* **Bagian Dokumen**:
====================

Menulis di Kompasiana sebenarnya sudah menjadi rutinatas saya selama hampir setahun ini. Belum setahun saya sudah 398 artikel, artinya jika dibuat rata-rata, saya sehari minimal menulis 1 artikel lebih.
Sejauh ini, target pertama saya hampir terpenuhi, yaitu minimal rata-rata pembaca 1.000 viewer. Saat ini, total pembaca semua artikel saya sekitar 391 ribu.
Saya tidak merasa berbangga diri. Jika dibandingkan dengan para Kompasianer yang lebih dulu 'nyemplung' saya masih kalah jauh secara pembaca hingga kualitas tulisan.
Meski begitu, saya tetap semangat menulis. Semakin banyak menulis, saya juga semakin banyak membaca. Dengan begitu saya semakin banyak informasi.
Namun setelah artikel terakhir tanggal 18 November, saya merasa 'tidak ada gairah lagi' untuk menulis di Kompasiana. Seminggu terakhir jadi pukulan yang cukup telak bagi saya.
Pertama, permasalahan yang terjadi di tempat kerja menjadi alasan saya kehilangan semangat untuk saya produktif dalam menulis di Kompasiana.
Hal ini tidak hanya berpengaruh terhadap 'feeling' untuk menulis tapi juga berpengaruh terhadap kehidupan sehari-hari. Saya serasa di titik terendah.
Selain itu, permasalahan K-Rewards dua bulan terakhir juga menjadi alasan saya. Bulan Agustus sebenarnya menjadi pelecut saya dalam menulis di K.
Pelecut itu saya konversikan melalui tulisan di bulan September. Saya melihat K-Rewards bulan Agustus yang 'wow' membuat saya semangat.
Apalagi di bulan September, ada satu artikel saya yang 'pecah rekor' bagi saya sendiri karena viewer artikel itu mencapai 30 ribu pembaca.
Artikel itu tentang Russo Brothers yang berencana tidak akan sutradarai lagi film Marvel pasca permasalahan gugatan hukum Scarlett Johansson.
Berdasarkan perolehan di bulan Agustus, total viewer sebanyak 40 ribuan bisa mendapatkan K-Rewards sekitar 1 juta. Dengan modal 30 ribu pembaca di satu artikel, saya butuh sekitar 10 ribu lagi.

====================

* **Bahan yang Disediakan**:
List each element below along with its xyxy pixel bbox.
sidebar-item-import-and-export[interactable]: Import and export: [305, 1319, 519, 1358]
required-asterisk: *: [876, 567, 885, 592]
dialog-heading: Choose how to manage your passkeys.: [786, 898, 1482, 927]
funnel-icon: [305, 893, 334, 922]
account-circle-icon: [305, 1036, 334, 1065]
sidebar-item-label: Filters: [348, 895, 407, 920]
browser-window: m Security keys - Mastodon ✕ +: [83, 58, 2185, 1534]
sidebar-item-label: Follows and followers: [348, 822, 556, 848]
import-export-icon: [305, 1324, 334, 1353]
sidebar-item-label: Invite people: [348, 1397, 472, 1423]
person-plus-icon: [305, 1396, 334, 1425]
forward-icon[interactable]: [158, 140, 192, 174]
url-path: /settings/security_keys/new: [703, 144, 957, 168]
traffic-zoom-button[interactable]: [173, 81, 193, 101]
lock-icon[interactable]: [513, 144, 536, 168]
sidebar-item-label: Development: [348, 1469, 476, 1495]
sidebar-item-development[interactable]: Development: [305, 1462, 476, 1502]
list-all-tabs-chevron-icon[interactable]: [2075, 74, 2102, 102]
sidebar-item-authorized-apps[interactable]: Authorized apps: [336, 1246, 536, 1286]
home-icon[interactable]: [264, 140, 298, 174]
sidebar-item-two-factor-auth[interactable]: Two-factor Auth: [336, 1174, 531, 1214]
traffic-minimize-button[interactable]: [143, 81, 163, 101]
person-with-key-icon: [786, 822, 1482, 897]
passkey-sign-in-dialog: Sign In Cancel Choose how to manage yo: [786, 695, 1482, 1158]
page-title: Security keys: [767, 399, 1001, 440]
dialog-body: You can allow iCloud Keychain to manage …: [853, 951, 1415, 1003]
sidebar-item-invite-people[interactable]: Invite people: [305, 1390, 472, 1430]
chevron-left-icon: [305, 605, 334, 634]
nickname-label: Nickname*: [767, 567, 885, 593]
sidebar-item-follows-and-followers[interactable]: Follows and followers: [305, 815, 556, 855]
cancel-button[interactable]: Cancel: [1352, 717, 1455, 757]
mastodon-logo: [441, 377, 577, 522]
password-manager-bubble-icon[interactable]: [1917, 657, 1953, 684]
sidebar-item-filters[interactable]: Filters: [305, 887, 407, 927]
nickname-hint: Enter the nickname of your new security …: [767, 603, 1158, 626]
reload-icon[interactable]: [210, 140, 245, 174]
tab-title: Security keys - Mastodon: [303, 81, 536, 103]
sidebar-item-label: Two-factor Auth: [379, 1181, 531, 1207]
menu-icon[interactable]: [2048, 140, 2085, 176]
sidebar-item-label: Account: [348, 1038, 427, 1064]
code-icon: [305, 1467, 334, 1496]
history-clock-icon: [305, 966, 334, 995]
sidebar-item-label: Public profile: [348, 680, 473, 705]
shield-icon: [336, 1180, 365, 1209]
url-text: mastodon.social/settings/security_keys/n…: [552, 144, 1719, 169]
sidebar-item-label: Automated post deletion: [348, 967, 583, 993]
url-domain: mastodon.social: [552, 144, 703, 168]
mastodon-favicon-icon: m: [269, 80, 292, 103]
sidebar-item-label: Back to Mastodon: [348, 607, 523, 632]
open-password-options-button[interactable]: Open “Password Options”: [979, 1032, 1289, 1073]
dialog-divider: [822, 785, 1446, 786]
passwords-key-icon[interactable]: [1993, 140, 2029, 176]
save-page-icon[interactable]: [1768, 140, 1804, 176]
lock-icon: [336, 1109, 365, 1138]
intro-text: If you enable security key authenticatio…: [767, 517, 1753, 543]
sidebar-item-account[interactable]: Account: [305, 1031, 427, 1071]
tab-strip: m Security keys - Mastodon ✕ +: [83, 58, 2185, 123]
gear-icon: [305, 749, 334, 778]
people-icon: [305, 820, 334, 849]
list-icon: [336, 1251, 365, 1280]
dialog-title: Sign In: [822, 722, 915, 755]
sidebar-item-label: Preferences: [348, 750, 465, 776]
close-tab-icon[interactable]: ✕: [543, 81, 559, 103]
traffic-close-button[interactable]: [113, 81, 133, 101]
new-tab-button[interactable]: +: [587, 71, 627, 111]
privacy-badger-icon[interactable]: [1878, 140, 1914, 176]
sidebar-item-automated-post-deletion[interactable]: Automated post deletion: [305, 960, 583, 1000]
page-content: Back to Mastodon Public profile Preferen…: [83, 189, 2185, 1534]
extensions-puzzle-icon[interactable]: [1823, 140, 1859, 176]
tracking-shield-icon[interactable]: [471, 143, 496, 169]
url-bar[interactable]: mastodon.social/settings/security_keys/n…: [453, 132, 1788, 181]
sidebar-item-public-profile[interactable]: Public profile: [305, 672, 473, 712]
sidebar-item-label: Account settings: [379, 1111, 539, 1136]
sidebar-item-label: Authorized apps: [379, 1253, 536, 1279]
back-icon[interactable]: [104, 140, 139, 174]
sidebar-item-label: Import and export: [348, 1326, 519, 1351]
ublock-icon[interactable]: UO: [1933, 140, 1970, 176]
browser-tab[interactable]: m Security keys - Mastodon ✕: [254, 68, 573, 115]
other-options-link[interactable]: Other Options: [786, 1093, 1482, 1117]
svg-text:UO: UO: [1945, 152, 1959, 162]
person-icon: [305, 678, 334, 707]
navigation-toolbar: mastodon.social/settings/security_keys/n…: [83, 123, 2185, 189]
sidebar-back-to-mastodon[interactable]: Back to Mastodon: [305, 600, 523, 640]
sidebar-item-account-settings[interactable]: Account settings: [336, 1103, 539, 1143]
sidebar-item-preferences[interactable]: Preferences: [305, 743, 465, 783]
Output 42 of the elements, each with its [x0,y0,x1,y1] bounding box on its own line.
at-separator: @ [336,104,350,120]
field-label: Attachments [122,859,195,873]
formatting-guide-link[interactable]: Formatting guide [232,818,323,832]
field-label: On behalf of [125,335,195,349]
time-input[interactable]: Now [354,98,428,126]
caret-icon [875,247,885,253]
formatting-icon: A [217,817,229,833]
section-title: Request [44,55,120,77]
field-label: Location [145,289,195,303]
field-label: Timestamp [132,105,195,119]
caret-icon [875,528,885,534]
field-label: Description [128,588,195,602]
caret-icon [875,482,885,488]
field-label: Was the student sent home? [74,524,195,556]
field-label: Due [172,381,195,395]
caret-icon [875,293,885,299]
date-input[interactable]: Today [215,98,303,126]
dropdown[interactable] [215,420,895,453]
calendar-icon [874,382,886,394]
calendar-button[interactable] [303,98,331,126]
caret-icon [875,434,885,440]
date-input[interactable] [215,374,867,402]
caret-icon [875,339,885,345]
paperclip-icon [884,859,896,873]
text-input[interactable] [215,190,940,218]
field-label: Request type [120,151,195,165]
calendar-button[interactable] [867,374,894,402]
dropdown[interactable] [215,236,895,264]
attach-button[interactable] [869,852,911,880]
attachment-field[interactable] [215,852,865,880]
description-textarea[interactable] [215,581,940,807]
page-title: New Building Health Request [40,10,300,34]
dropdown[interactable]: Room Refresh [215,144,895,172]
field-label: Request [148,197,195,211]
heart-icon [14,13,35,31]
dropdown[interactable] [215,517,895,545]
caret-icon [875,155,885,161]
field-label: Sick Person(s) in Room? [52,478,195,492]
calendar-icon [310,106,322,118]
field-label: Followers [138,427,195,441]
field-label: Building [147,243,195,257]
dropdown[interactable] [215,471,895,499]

====================

* **Tugas yang Diminta**:
1. Ringkaslah paragraf dalam teks tentang menulis di Kompasiana yang diawali "Berdasarkan perolehan di bulan Agustus" tanpa menghilangkan fakta utamanya.
2. Salin kata demi kata bagian teks tentang menulis di Kompasiana, seluruhnya mulai dari "Saya tidak merasa" sampai ke "di titik terendah.".
3. Jawablah pertanyaan berikut sesuai isi teks tentang menulis di Kompasiana.
(a) Berapa artikel yang sudah ditulis dalam waktu belum setahun?
(b) Pada tanggal berapa artikel terakhir diterbitkan sebelum muncul rasa tidak bergairah untuk menulis?
(c) Apa topik artikel yang viewer-nya mencapai 30 ribu pembaca?

* **Jawaban per Tugas**:
1. Menurut perolehan Agustus, sekitar 40 ribu viewer bisa menghasilkan K-Rewards kira-kira 1 juta. Dengan 30 ribu pembaca di satu artikel, saya masih butuh sekitar 10 ribu lagi.

2.
Saya tidak merasa berbangga diri. Jika dibandingkan dengan para Kompasianer yang lebih dulu 'nyemplung' saya masih kalah jauh secara pembaca hingga kualitas tulisan.
Meski begitu, saya tetap semangat menulis. Semakin banyak menulis, saya juga semakin banyak membaca. Dengan begitu saya semakin banyak informasi.
Namun setelah artikel terakhir tanggal 18 November, saya merasa 'tidak ada gairah lagi' untuk menulis di Kompasiana. Seminggu terakhir jadi pukulan yang cukup telak bagi saya.
Pertama, permasalahan yang terjadi di tempat kerja menjadi alasan saya kehilangan semangat untuk saya produktif dalam menulis di Kompasiana.
Hal ini tidak hanya berpengaruh terhadap 'feeling' untuk menulis tapi juga berpengaruh terhadap kehidupan sehari-hari. Saya serasa di titik terendah.

3.
(a) 398 artikel.
(b) 18 November.
(c) Russo Brothers yang berencana tidak akan menyutradarai lagi film Marvel pasca permasalahan gugatan hukum Scarlett Johansson.